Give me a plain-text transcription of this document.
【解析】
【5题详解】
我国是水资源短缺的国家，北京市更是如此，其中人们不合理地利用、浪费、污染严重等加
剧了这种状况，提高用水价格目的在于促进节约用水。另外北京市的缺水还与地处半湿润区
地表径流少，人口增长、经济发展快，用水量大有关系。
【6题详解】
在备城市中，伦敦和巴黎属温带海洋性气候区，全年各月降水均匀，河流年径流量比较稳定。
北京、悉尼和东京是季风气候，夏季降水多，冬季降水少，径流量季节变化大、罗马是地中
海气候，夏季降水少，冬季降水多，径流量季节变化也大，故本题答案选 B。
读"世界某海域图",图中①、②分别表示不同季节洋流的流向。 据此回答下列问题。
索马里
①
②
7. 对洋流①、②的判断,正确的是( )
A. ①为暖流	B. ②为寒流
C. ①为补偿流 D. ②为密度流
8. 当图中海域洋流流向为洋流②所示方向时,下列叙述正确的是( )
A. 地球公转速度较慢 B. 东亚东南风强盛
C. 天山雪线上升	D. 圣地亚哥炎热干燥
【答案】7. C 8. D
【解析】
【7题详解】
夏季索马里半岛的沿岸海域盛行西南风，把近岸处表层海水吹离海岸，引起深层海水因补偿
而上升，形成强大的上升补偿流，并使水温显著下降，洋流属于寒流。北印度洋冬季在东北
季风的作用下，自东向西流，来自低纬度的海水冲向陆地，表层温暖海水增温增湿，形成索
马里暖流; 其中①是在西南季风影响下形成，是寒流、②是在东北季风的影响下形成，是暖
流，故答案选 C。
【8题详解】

************

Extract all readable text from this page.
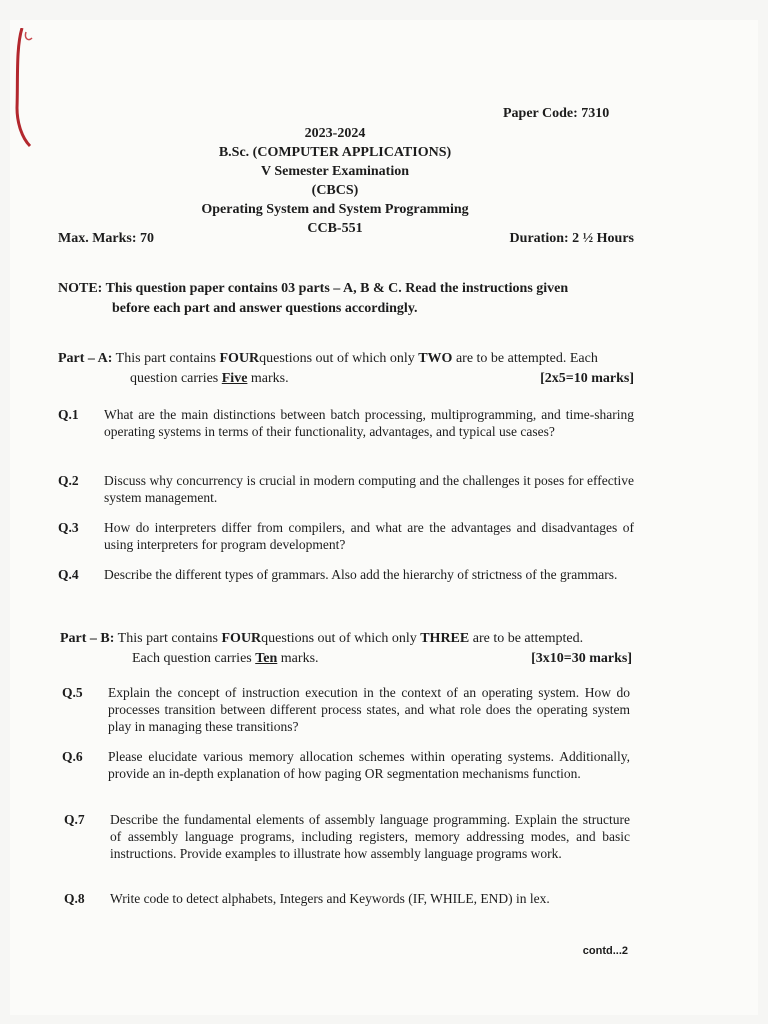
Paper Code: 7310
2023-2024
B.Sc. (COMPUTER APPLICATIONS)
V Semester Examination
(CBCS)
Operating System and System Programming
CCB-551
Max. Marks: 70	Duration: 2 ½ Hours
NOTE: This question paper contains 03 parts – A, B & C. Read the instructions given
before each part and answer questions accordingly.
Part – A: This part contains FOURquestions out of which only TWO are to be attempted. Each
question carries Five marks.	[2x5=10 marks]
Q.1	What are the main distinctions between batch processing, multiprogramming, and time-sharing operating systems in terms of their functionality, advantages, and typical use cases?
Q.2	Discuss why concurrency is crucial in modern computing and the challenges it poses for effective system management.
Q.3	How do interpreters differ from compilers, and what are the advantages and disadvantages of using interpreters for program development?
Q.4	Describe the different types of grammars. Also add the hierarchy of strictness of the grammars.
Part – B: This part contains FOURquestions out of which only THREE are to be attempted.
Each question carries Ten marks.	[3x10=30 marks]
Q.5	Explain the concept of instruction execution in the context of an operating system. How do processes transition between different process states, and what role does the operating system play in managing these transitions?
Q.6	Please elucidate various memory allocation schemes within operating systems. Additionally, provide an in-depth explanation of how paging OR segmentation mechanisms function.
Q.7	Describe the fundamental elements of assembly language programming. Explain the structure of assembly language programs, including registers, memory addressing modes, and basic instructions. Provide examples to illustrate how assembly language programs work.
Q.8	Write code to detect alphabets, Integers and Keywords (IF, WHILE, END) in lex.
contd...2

************

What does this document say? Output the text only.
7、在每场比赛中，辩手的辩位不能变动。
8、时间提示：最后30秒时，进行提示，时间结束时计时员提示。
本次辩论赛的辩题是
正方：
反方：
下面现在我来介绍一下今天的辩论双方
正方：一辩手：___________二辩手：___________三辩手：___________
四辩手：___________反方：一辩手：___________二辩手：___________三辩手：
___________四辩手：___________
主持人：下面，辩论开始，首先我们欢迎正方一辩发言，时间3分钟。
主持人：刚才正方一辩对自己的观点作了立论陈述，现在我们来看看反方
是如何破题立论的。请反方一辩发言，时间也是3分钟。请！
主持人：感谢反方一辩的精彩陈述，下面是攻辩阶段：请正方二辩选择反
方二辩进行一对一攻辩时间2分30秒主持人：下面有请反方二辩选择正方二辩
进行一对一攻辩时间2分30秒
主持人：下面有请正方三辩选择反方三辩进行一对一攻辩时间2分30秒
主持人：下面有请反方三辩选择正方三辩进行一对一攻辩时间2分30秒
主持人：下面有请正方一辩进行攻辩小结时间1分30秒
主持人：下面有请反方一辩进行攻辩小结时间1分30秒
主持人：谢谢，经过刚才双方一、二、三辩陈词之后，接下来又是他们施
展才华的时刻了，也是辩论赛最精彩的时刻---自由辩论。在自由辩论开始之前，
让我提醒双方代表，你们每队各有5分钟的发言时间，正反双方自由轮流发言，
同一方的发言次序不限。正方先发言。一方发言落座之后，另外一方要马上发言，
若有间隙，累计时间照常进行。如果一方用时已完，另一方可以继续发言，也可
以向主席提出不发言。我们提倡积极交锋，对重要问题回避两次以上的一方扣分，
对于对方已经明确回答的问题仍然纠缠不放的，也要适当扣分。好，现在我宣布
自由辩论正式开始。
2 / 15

************

Determine the number of lines in these entries that contain the word "contains", and write only that number.

3